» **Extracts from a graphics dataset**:
╔══
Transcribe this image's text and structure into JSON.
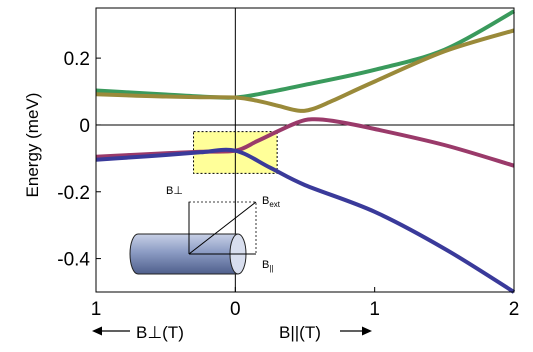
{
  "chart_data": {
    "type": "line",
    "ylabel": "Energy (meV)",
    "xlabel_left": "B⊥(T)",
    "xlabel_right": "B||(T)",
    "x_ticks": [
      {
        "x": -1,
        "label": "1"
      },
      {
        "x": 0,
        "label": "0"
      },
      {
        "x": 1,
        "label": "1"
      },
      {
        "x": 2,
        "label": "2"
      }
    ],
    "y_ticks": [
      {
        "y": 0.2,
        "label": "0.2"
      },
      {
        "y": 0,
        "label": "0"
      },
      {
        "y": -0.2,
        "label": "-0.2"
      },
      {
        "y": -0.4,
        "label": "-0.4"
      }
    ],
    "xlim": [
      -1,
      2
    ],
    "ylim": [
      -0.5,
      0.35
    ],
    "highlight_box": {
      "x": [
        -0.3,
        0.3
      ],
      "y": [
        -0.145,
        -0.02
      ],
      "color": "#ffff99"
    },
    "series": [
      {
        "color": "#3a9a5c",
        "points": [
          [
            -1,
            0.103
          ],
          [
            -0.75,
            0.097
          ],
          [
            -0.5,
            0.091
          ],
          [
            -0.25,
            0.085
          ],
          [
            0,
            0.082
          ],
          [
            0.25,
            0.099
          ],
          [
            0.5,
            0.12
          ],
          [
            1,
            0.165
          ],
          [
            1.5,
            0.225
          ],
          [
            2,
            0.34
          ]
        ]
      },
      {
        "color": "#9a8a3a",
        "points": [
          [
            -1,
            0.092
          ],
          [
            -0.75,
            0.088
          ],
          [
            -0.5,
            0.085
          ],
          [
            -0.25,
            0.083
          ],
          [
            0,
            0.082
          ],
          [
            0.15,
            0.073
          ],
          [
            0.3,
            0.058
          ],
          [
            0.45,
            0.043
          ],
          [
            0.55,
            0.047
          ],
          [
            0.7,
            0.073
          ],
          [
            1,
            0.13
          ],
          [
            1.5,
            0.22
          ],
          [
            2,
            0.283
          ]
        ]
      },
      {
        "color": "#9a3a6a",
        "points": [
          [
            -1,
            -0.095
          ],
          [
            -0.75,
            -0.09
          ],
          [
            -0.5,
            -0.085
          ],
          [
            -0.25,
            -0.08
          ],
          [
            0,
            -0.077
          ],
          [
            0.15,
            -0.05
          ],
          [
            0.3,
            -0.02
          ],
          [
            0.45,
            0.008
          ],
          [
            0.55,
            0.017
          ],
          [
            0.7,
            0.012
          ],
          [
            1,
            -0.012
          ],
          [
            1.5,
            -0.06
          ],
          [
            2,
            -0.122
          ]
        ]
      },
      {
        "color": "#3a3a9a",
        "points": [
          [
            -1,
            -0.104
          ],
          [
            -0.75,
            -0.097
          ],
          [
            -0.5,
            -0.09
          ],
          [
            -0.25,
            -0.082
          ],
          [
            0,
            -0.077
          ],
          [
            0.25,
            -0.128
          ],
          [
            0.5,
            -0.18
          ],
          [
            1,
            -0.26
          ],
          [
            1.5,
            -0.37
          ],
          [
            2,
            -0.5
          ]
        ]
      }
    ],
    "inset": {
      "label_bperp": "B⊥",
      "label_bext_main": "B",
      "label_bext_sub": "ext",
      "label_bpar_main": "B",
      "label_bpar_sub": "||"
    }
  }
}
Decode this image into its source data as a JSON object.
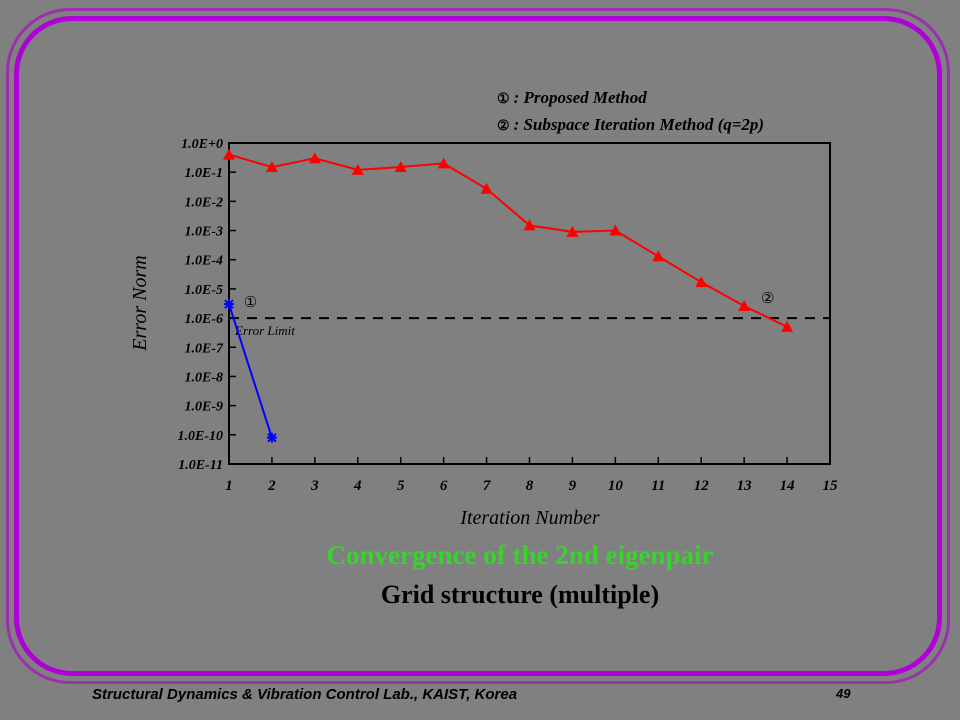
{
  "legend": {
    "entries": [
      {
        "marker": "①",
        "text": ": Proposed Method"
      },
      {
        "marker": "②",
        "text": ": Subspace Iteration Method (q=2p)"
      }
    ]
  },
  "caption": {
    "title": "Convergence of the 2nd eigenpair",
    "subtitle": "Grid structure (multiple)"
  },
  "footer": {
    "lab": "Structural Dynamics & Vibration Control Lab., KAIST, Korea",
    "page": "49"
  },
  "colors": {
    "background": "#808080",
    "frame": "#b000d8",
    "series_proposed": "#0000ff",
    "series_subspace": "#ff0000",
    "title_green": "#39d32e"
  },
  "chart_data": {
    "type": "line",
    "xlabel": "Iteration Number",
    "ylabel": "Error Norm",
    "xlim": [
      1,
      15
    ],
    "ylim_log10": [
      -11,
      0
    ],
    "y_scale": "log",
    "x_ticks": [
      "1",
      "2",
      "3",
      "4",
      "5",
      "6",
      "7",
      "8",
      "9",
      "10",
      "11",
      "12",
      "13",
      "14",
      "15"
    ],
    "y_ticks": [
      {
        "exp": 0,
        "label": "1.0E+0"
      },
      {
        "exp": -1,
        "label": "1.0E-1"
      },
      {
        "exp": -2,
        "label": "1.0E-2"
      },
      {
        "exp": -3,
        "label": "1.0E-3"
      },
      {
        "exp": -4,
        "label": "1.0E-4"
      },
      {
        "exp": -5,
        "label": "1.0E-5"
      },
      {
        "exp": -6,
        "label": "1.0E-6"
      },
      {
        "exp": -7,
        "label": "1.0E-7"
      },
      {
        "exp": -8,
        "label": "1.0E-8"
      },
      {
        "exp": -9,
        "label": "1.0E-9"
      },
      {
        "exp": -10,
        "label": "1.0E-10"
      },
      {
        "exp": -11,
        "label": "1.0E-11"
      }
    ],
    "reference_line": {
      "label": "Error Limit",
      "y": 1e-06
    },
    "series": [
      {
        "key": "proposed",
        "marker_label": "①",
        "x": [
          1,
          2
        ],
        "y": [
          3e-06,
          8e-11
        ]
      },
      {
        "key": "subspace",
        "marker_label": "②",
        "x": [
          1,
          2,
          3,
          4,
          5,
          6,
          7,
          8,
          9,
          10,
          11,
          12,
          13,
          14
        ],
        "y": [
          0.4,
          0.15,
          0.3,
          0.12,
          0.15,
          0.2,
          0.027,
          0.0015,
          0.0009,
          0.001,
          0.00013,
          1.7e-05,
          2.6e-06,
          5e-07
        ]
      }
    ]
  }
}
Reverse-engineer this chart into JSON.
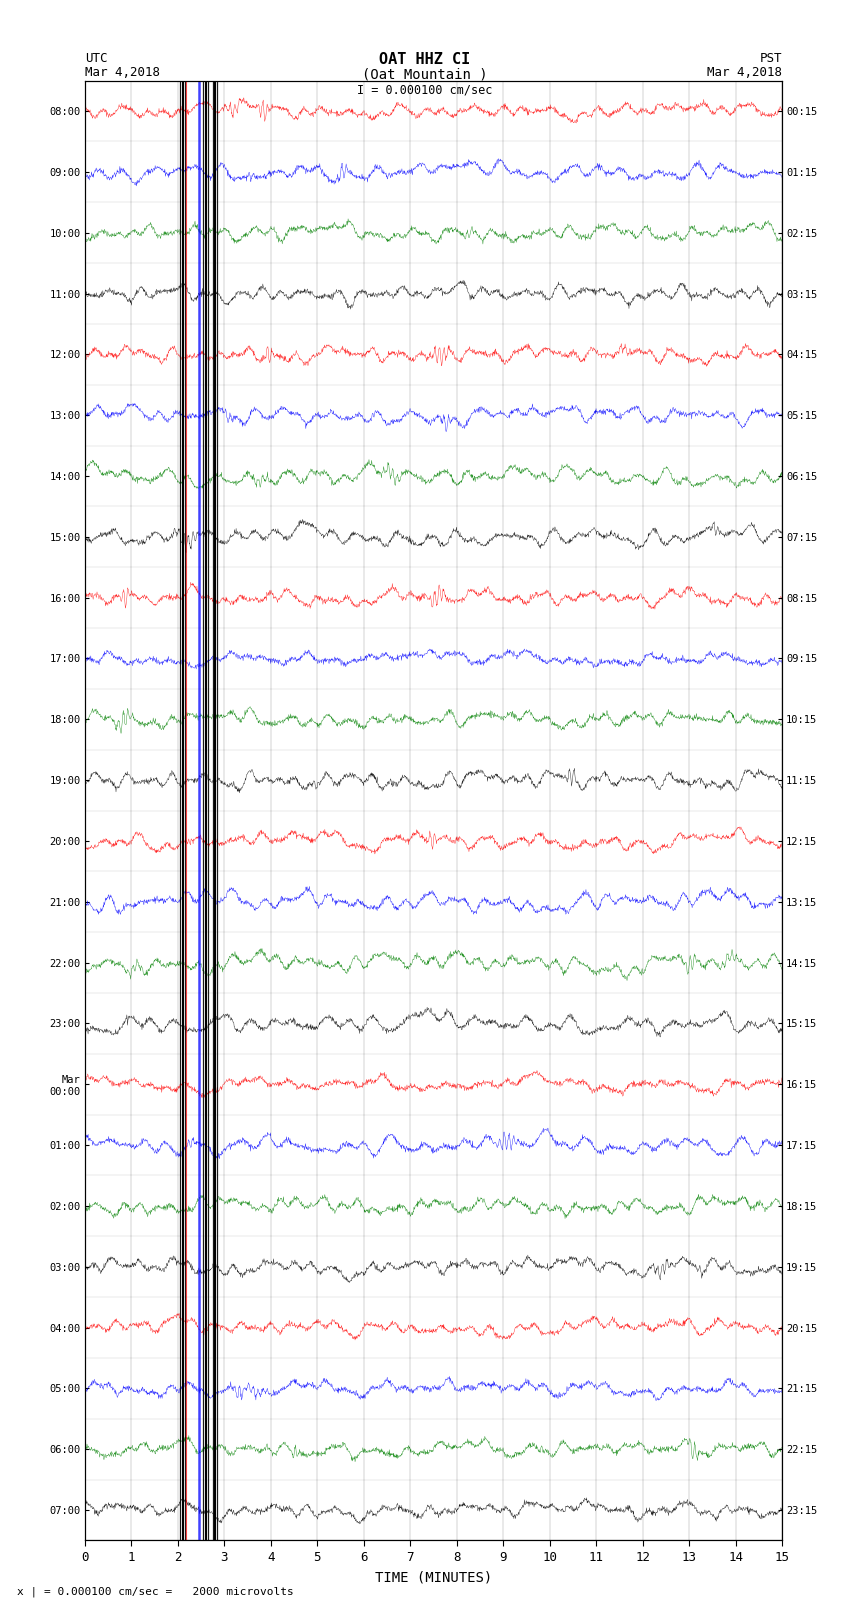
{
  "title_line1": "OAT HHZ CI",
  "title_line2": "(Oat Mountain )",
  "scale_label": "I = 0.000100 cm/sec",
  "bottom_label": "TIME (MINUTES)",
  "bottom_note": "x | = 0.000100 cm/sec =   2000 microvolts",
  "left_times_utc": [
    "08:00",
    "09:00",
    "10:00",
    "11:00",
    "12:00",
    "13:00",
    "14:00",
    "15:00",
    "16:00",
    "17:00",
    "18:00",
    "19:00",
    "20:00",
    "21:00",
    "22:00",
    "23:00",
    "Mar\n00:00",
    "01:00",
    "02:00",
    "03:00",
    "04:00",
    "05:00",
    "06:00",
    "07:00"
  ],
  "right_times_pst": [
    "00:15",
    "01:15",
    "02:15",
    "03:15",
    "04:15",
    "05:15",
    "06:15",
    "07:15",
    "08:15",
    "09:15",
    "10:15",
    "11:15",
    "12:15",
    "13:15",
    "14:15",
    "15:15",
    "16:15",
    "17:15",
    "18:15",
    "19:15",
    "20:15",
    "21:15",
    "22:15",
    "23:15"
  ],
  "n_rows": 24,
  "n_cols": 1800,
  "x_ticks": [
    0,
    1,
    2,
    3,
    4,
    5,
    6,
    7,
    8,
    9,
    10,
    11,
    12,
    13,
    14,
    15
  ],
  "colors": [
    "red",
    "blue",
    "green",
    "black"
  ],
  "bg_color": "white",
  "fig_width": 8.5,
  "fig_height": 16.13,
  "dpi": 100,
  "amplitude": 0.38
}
╚══
» **WORK TO COMPLETE**:
All the lines above are to be reproduced exactly, except the pictures.

» **RESULT BELOW**:
Transcribe this image's text and structure into JSON.
{
  "chart_data": {
    "type": "line",
    "ylabel": "Energy (meV)",
    "xlabel_left": "B⊥(T)",
    "xlabel_right": "B||(T)",
    "x_ticks": [
      {
        "x": -1,
        "label": "1"
      },
      {
        "x": 0,
        "label": "0"
      },
      {
        "x": 1,
        "label": "1"
      },
      {
        "x": 2,
        "label": "2"
      }
    ],
    "y_ticks": [
      {
        "y": 0.2,
        "label": "0.2"
      },
      {
        "y": 0,
        "label": "0"
      },
      {
        "y": -0.2,
        "label": "-0.2"
      },
      {
        "y": -0.4,
        "label": "-0.4"
      }
    ],
    "xlim": [
      -1,
      2
    ],
    "ylim": [
      -0.5,
      0.35
    ],
    "highlight_box": {
      "x": [
        -0.3,
        0.3
      ],
      "y": [
        -0.145,
        -0.02
      ],
      "color": "#ffff99"
    },
    "series": [
      {
        "color": "#3a9a5c",
        "points": [
          [
            -1,
            0.103
          ],
          [
            -0.75,
            0.097
          ],
          [
            -0.5,
            0.091
          ],
          [
            -0.25,
            0.085
          ],
          [
            0,
            0.082
          ],
          [
            0.25,
            0.099
          ],
          [
            0.5,
            0.12
          ],
          [
            1,
            0.165
          ],
          [
            1.5,
            0.225
          ],
          [
            2,
            0.34
          ]
        ]
      },
      {
        "color": "#9a8a3a",
        "points": [
          [
            -1,
            0.092
          ],
          [
            -0.75,
            0.088
          ],
          [
            -0.5,
            0.085
          ],
          [
            -0.25,
            0.083
          ],
          [
            0,
            0.082
          ],
          [
            0.15,
            0.073
          ],
          [
            0.3,
            0.058
          ],
          [
            0.45,
            0.043
          ],
          [
            0.55,
            0.047
          ],
          [
            0.7,
            0.073
          ],
          [
            1,
            0.13
          ],
          [
            1.5,
            0.22
          ],
          [
            2,
            0.283
          ]
        ]
      },
      {
        "color": "#9a3a6a",
        "points": [
          [
            -1,
            -0.095
          ],
          [
            -0.75,
            -0.09
          ],
          [
            -0.5,
            -0.085
          ],
          [
            -0.25,
            -0.08
          ],
          [
            0,
            -0.077
          ],
          [
            0.15,
            -0.05
          ],
          [
            0.3,
            -0.02
          ],
          [
            0.45,
            0.008
          ],
          [
            0.55,
            0.017
          ],
          [
            0.7,
            0.012
          ],
          [
            1,
            -0.012
          ],
          [
            1.5,
            -0.06
          ],
          [
            2,
            -0.122
          ]
        ]
      },
      {
        "color": "#3a3a9a",
        "points": [
          [
            -1,
            -0.104
          ],
          [
            -0.75,
            -0.097
          ],
          [
            -0.5,
            -0.09
          ],
          [
            -0.25,
            -0.082
          ],
          [
            0,
            -0.077
          ],
          [
            0.25,
            -0.128
          ],
          [
            0.5,
            -0.18
          ],
          [
            1,
            -0.26
          ],
          [
            1.5,
            -0.37
          ],
          [
            2,
            -0.5
          ]
        ]
      }
    ],
    "inset": {
      "label_bperp": "B⊥",
      "label_bext_main": "B",
      "label_bext_sub": "ext",
      "label_bpar_main": "B",
      "label_bpar_sub": "||"
    }
  }
}
Decode this image into its source data as a JSON object.
{
  "legend": {
    "entries": [
      {
        "marker": "①",
        "text": ": Proposed Method"
      },
      {
        "marker": "②",
        "text": ": Subspace Iteration Method (q=2p)"
      }
    ]
  },
  "caption": {
    "title": "Convergence of the 2nd eigenpair",
    "subtitle": "Grid structure (multiple)"
  },
  "footer": {
    "lab": "Structural Dynamics & Vibration Control Lab., KAIST, Korea",
    "page": "49"
  },
  "colors": {
    "background": "#808080",
    "frame": "#b000d8",
    "series_proposed": "#0000ff",
    "series_subspace": "#ff0000",
    "title_green": "#39d32e"
  },
  "chart_data": {
    "type": "line",
    "xlabel": "Iteration Number",
    "ylabel": "Error Norm",
    "xlim": [
      1,
      15
    ],
    "ylim_log10": [
      -11,
      0
    ],
    "y_scale": "log",
    "x_ticks": [
      "1",
      "2",
      "3",
      "4",
      "5",
      "6",
      "7",
      "8",
      "9",
      "10",
      "11",
      "12",
      "13",
      "14",
      "15"
    ],
    "y_ticks": [
      {
        "exp": 0,
        "label": "1.0E+0"
      },
      {
        "exp": -1,
        "label": "1.0E-1"
      },
      {
        "exp": -2,
        "label": "1.0E-2"
      },
      {
        "exp": -3,
        "label": "1.0E-3"
      },
      {
        "exp": -4,
        "label": "1.0E-4"
      },
      {
        "exp": -5,
        "label": "1.0E-5"
      },
      {
        "exp": -6,
        "label": "1.0E-6"
      },
      {
        "exp": -7,
        "label": "1.0E-7"
      },
      {
        "exp": -8,
        "label": "1.0E-8"
      },
      {
        "exp": -9,
        "label": "1.0E-9"
      },
      {
        "exp": -10,
        "label": "1.0E-10"
      },
      {
        "exp": -11,
        "label": "1.0E-11"
      }
    ],
    "reference_line": {
      "label": "Error Limit",
      "y": 1e-06
    },
    "series": [
      {
        "key": "proposed",
        "marker_label": "①",
        "x": [
          1,
          2
        ],
        "y": [
          3e-06,
          8e-11
        ]
      },
      {
        "key": "subspace",
        "marker_label": "②",
        "x": [
          1,
          2,
          3,
          4,
          5,
          6,
          7,
          8,
          9,
          10,
          11,
          12,
          13,
          14
        ],
        "y": [
          0.4,
          0.15,
          0.3,
          0.12,
          0.15,
          0.2,
          0.027,
          0.0015,
          0.0009,
          0.001,
          0.00013,
          1.7e-05,
          2.6e-06,
          5e-07
        ]
      }
    ]
  }
}
Reverse-engineer this chart into JSON.
{
  "title_line1": "OAT HHZ CI",
  "title_line2": "(Oat Mountain )",
  "scale_label": "I = 0.000100 cm/sec",
  "bottom_label": "TIME (MINUTES)",
  "bottom_note": "x | = 0.000100 cm/sec =   2000 microvolts",
  "left_times_utc": [
    "08:00",
    "09:00",
    "10:00",
    "11:00",
    "12:00",
    "13:00",
    "14:00",
    "15:00",
    "16:00",
    "17:00",
    "18:00",
    "19:00",
    "20:00",
    "21:00",
    "22:00",
    "23:00",
    "Mar\n00:00",
    "01:00",
    "02:00",
    "03:00",
    "04:00",
    "05:00",
    "06:00",
    "07:00"
  ],
  "right_times_pst": [
    "00:15",
    "01:15",
    "02:15",
    "03:15",
    "04:15",
    "05:15",
    "06:15",
    "07:15",
    "08:15",
    "09:15",
    "10:15",
    "11:15",
    "12:15",
    "13:15",
    "14:15",
    "15:15",
    "16:15",
    "17:15",
    "18:15",
    "19:15",
    "20:15",
    "21:15",
    "22:15",
    "23:15"
  ],
  "n_rows": 24,
  "n_cols": 1800,
  "x_ticks": [
    0,
    1,
    2,
    3,
    4,
    5,
    6,
    7,
    8,
    9,
    10,
    11,
    12,
    13,
    14,
    15
  ],
  "colors": [
    "red",
    "blue",
    "green",
    "black"
  ],
  "bg_color": "white",
  "fig_width": 8.5,
  "fig_height": 16.13,
  "dpi": 100,
  "amplitude": 0.38
}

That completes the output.